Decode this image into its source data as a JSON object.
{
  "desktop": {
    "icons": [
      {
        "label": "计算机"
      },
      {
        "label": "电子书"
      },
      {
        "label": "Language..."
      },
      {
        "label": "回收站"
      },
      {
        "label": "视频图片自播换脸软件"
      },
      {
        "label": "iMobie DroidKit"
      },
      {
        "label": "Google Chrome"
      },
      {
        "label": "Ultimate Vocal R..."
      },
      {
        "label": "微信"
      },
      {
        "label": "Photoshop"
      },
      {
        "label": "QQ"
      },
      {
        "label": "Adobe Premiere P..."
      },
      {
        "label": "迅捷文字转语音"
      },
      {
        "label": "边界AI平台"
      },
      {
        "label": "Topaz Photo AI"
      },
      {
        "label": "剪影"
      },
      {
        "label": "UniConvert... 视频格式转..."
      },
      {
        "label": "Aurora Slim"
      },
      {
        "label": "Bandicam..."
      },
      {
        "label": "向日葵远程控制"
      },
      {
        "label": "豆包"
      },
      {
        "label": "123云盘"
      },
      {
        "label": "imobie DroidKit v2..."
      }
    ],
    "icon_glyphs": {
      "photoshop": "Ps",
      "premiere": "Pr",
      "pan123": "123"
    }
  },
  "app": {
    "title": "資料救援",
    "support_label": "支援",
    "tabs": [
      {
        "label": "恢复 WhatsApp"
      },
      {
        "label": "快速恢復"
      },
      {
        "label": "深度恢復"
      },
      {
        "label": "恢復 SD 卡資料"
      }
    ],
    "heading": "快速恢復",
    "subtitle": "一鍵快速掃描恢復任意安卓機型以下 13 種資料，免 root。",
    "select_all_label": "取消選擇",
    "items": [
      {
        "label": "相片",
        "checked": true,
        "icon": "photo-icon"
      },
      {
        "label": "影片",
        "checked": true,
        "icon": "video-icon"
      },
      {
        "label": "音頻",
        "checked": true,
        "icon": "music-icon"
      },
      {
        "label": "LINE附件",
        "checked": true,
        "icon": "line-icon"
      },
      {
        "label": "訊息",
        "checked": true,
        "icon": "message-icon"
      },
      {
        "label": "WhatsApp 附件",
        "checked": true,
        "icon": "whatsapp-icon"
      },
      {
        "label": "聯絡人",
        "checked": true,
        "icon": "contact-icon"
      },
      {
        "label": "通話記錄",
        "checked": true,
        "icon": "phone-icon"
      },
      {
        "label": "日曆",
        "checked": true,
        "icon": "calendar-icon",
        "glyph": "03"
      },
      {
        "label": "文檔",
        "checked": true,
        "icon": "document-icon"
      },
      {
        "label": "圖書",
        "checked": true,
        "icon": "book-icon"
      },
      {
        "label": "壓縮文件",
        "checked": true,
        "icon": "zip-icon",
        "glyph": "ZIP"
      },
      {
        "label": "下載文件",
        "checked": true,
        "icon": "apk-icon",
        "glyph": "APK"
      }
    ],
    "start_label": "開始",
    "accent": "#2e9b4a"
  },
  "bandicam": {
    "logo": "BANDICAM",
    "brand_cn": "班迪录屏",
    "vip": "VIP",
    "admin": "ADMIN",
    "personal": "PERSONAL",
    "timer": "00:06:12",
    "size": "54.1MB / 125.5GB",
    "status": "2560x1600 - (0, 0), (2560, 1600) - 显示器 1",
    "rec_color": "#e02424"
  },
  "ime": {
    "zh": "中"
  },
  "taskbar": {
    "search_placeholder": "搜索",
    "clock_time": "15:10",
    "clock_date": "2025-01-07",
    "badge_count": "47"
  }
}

CHALLENGE:
Give every line of the material again, exactly as it reads.

ANSWER TO THIS PROBLEM:
Decode this image into its source data as a JSON object.
{
  "desktop": {
    "icons": [
      {
        "label": "计算机"
      },
      {
        "label": "电子书"
      },
      {
        "label": "Language..."
      },
      {
        "label": "回收站"
      },
      {
        "label": "视频图片自播换脸软件"
      },
      {
        "label": "iMobie DroidKit"
      },
      {
        "label": "Google Chrome"
      },
      {
        "label": "Ultimate Vocal R..."
      },
      {
        "label": "微信"
      },
      {
        "label": "Photoshop"
      },
      {
        "label": "QQ"
      },
      {
        "label": "Adobe Premiere P..."
      },
      {
        "label": "迅捷文字转语音"
      },
      {
        "label": "边界AI平台"
      },
      {
        "label": "Topaz Photo AI"
      },
      {
        "label": "剪影"
      },
      {
        "label": "UniConvert... 视频格式转..."
      },
      {
        "label": "Aurora Slim"
      },
      {
        "label": "Bandicam..."
      },
      {
        "label": "向日葵远程控制"
      },
      {
        "label": "豆包"
      },
      {
        "label": "123云盘"
      },
      {
        "label": "imobie DroidKit v2..."
      }
    ],
    "icon_glyphs": {
      "photoshop": "Ps",
      "premiere": "Pr",
      "pan123": "123"
    }
  },
  "app": {
    "title": "資料救援",
    "support_label": "支援",
    "tabs": [
      {
        "label": "恢复 WhatsApp"
      },
      {
        "label": "快速恢復"
      },
      {
        "label": "深度恢復"
      },
      {
        "label": "恢復 SD 卡資料"
      }
    ],
    "heading": "快速恢復",
    "subtitle": "一鍵快速掃描恢復任意安卓機型以下 13 種資料，免 root。",
    "select_all_label": "取消選擇",
    "items": [
      {
        "label": "相片",
        "checked": true,
        "icon": "photo-icon"
      },
      {
        "label": "影片",
        "checked": true,
        "icon": "video-icon"
      },
      {
        "label": "音頻",
        "checked": true,
        "icon": "music-icon"
      },
      {
        "label": "LINE附件",
        "checked": true,
        "icon": "line-icon"
      },
      {
        "label": "訊息",
        "checked": true,
        "icon": "message-icon"
      },
      {
        "label": "WhatsApp 附件",
        "checked": true,
        "icon": "whatsapp-icon"
      },
      {
        "label": "聯絡人",
        "checked": true,
        "icon": "contact-icon"
      },
      {
        "label": "通話記錄",
        "checked": true,
        "icon": "phone-icon"
      },
      {
        "label": "日曆",
        "checked": true,
        "icon": "calendar-icon",
        "glyph": "03"
      },
      {
        "label": "文檔",
        "checked": true,
        "icon": "document-icon"
      },
      {
        "label": "圖書",
        "checked": true,
        "icon": "book-icon"
      },
      {
        "label": "壓縮文件",
        "checked": true,
        "icon": "zip-icon",
        "glyph": "ZIP"
      },
      {
        "label": "下載文件",
        "checked": true,
        "icon": "apk-icon",
        "glyph": "APK"
      }
    ],
    "start_label": "開始",
    "accent": "#2e9b4a"
  },
  "bandicam": {
    "logo": "BANDICAM",
    "brand_cn": "班迪录屏",
    "vip": "VIP",
    "admin": "ADMIN",
    "personal": "PERSONAL",
    "timer": "00:06:12",
    "size": "54.1MB / 125.5GB",
    "status": "2560x1600 - (0, 0), (2560, 1600) - 显示器 1",
    "rec_color": "#e02424"
  },
  "ime": {
    "zh": "中"
  },
  "taskbar": {
    "search_placeholder": "搜索",
    "clock_time": "15:10",
    "clock_date": "2025-01-07",
    "badge_count": "47"
  }
}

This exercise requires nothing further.